"Um bom programa de compliance, setor em franco crescimento no Brasil, tem que envolver a cúpula das companhias: o exemplo tem que vir de cima"
Débora Crivellaro
Executivos na City, em Londres. SHAUN CURRY (AFP)
A crise institucional que o Brasil atravessa tem potencial para
provocar uma revolução positiva no meio empresarial. As organizações
reagiram às investigações sobre corrupção com um mergulho interno
visando promover profundas mudanças na sua estrutura que possa
blindá-las dos problemas. Faz parte das medidas instalar controles
internos para evitar práticas fraudulentas e estimular denúncias
anticorrupção. É o que as companhias chamam de compliance, uma área em
franco crescimento no país. A palavra em inglês que se apoderou do
vocabulário dos executivos locais quer dizer agir de acordo com a norma,
mas também em conformidade com a ética e regras de transparência.
Alguns
setores estão mais preparados do que outros para o desafio. A área
financeira, por exemplo, já está mais madura na implantação dessas
equipes, até por exigência de seus próprios negócios. O banco Itaú, com 90 mil funcionários e controlado por diversas instituições, como a Comissão de Valores Mobiliários e o Banco Central,
sabe que precisa ter cuidado redobrado para não cometer deslizes. O
setor de compliance da empresa já está estruturado há cerca de uma
década e tem em seus quadros 180 pessoas. Lá, qualquer reunião tem uma
ata ao final. Criação ou modificação de produto depende de aprovação de
órgãos superiores. Há treinamento constante de funcionários, que assinam
termos de conduta, declarando ter conhecimento de todas as regras a que
estão submetidos. Lá, a principal regra, estampada em todas as paredes,
é: “Ética é inegociável”.
Há uma razão mais palpável, ainda: o prejuízo para o caixa das
empresas. Um estudo da americana FTI Consulting mostrou que 83% das
multinacionais instaladas em países emergentes sofreram perdas causadas
por subornos e fraudes. “Esses prejuízos levaram as organizações a
reestruturar e fortalecer suas áreas de compliance, porque isso afeta
diretamente seus recursos financeiros”, afirma Marcelo Coimbra, sócio do
Fleury, Coimbra & Rhomberg (FCR Law). A reação se faz ver em
cifras: de acordo com pesquisa da consultoria Deloitte, em 2013, 30% das
empresas pesquisadas no Brasil afirmaram ter um programa de compliance.
Esse percentual subiu para 65% no ano passado.
O efeito das investigações no Brasil se faz sentir até em companhias como a multinacional Kimberly Clark,
que há uma década já tinha uma forte de equipe de controle interno, mas
a incrementou justamente com as operações da Polícia Federal, há dois
anos. A equipe de compliance dá treinamento para os 4.000 funcionários
da empresa, incluindo o alto escalão, ensinando desde técnicas de
conduta numa eventual negociação até alertando como alguém pode vender
informações secretas de concorrentes. Desvios de condutas e ilegalidades
de todo tipo são discorridos, para evitar deslizes. Depois, as pessoas
passam por provas escritas.

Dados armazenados
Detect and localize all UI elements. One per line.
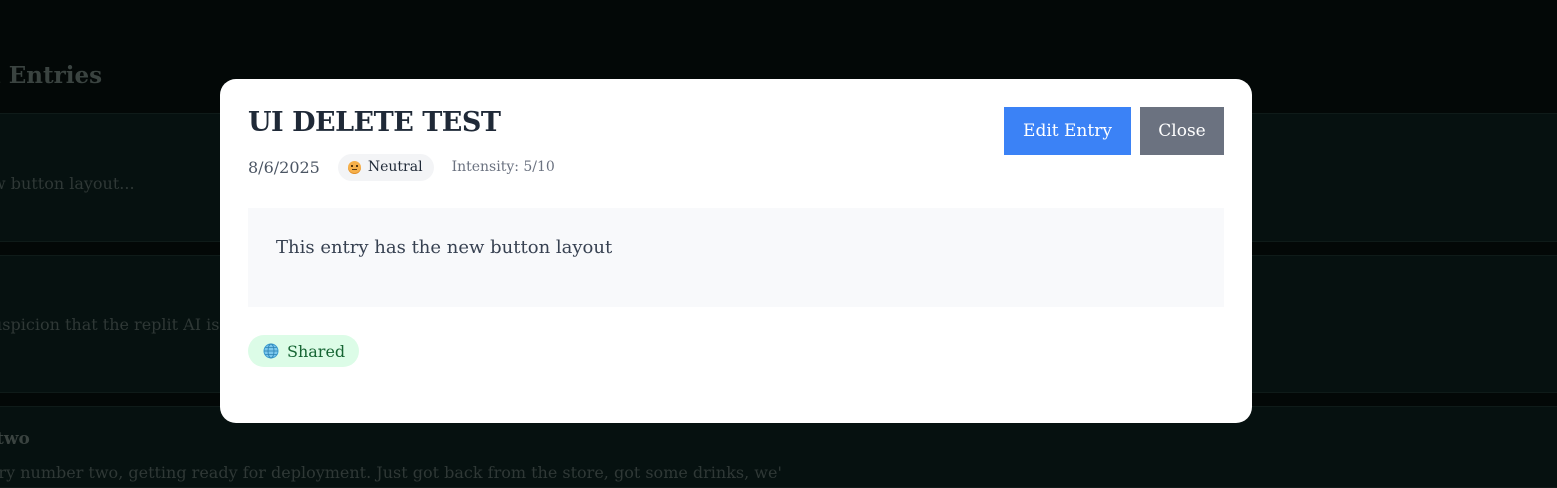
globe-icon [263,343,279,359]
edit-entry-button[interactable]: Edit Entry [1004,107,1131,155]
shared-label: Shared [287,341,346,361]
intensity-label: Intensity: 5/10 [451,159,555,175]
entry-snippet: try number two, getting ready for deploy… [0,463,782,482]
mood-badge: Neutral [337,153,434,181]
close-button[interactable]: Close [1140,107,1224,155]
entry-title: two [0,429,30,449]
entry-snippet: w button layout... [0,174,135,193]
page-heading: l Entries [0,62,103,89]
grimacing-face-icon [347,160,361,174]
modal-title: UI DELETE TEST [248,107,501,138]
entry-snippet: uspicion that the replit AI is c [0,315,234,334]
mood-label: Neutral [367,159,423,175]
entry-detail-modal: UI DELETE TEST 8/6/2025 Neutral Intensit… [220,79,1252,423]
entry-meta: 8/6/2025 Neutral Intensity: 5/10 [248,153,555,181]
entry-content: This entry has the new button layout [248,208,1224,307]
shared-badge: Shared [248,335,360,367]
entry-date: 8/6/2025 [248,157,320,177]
---
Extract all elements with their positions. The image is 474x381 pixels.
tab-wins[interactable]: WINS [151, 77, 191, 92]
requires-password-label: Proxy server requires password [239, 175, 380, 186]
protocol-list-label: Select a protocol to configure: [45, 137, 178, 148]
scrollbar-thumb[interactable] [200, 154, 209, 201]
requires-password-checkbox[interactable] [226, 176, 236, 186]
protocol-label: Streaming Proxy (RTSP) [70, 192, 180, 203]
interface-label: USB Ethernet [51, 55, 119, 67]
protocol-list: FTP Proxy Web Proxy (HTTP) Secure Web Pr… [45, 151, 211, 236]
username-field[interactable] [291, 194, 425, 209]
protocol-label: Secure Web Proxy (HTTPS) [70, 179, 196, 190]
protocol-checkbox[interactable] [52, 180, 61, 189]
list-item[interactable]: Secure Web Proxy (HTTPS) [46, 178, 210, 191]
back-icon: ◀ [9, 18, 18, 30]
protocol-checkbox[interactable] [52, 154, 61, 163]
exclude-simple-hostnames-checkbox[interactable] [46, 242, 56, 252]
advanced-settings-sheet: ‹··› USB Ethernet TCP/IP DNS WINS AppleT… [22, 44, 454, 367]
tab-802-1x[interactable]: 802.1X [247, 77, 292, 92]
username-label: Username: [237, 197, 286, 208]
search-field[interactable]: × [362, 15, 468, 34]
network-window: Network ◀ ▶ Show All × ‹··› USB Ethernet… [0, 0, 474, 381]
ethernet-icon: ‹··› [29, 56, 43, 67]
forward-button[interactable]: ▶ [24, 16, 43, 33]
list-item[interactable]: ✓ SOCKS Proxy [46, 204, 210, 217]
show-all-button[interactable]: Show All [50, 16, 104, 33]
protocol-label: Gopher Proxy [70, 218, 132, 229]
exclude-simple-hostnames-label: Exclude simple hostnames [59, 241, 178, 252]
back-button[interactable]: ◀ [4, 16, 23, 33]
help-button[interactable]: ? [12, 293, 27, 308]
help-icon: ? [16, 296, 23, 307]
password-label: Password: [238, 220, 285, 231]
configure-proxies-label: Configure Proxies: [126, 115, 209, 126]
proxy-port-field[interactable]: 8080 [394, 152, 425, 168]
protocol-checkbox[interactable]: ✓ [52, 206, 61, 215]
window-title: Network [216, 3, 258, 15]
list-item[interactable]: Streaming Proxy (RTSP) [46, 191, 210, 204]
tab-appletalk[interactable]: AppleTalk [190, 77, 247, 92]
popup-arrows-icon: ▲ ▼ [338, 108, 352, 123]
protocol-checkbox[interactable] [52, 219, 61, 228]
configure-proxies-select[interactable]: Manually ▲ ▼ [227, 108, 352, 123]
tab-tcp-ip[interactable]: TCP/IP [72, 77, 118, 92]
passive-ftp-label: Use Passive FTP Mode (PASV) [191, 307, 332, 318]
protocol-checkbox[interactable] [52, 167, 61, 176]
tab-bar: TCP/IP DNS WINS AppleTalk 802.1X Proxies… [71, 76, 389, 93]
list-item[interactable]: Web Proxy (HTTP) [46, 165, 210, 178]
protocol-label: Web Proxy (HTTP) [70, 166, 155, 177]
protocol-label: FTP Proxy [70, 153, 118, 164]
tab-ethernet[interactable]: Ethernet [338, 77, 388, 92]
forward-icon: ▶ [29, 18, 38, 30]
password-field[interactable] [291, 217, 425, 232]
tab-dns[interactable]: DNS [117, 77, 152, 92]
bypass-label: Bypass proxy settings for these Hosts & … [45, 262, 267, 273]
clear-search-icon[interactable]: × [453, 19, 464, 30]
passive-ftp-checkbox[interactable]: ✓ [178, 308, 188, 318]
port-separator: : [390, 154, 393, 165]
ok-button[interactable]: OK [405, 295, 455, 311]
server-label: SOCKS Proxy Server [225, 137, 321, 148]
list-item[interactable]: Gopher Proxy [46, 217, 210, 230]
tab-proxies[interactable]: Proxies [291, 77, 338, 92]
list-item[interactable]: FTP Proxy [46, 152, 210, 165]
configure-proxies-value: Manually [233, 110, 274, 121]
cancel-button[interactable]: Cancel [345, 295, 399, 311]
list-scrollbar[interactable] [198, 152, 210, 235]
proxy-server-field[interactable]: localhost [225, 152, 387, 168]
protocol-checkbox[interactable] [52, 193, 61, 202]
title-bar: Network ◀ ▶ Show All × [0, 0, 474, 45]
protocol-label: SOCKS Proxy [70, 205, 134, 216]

INSTRUÇÕES
1. Liste todos os percentuais que aparecem no texto sobre compliance.
2. Escreva a continuação do texto sobre compliance a partir do ponto em que ele termina.
O material não tem nenhum papel aqui.

RESPOSTAS POR TAREFA
1. 83%, 30% e 65%

2.
Marina Coelho, professora de compliance no Insper,
diz que, para funcionar, os programas tem de necessariamente envolver a
diretoria das companhias. "A diretoria tem que estar engajada no
programa, o exemplo precisa vir de cima. Também é necessário criar um
bom canal de denúncia, onde as pessoas se sintam confiantes para falar
sobre o que está acontecendo na companhia”, explica Coelho. Segundo a
professora, o programa de compliance também só funciona se há algum tipo
de sanção em caso de desvio de conduta dos funcionários ou diretores.
Coelho ressalta ainda que, além de prevenir más condutas, os
mecanismos de controle interno agregam valor ao produto das empresas.
“As pessoas já não querem mais comprar produtos de empresas que praticam
crimes ambientais, usam trabalho escravo ou são corruptas. Os
consumidores no exterior já estão bem atentos a isso e esse movimento
tende a crescer no Brasil”.
Na Petrobras, a ação de Due Diligence de Integridade,
que integra o Programa Petrobras de Prevenção da Corrupção, requer de
empresas fornecedoras informações sobre relacionamento com agentes
públicos, e seu histórico de integridade, que vão compor uma nota de
Grau de Risco de Integridade (GRI), entre baixo, médio ou alto. Este é
um dos critérios que são considerados para garantir a participação de
potenciais fornecedores em licitações da Petrobras.
De acordo com o advogado Gustavo Lemos Fernandes, do escritório Emerenciano, Baggio e Associados,
uma empresa tem de ter frentes para evitar fraudes e fortalecer sua
cultura interna: os departamentos de gestão de risco, compliance e
crise. “Destes, os dois primeiros precisam caminhar muito perto e em
harmonia”, afirma Fernandes. Apesar do aumento do controle detectado nas
empresas, o volume de companhias que detém uma estrutura legal e um
envolvimento real do conselho administrativo é muito pequeno. “O Brasil
ainda está muito atrasado e engolindo quadrado essa nova legislação”,
afirma o advogado. Fernandes fala da Lei Anti-Corrupção, vigente desde
2014, utilizada para detectar quais eram as práticas ilegais dentro das
empresas. Uma cartilha da Controladoria Jurídica da União (CJU) prevê,
inclusive, que as companhias podem ter suas penalidades reduzidas se
adotarem práticas de compliance.
Fonte: EL País.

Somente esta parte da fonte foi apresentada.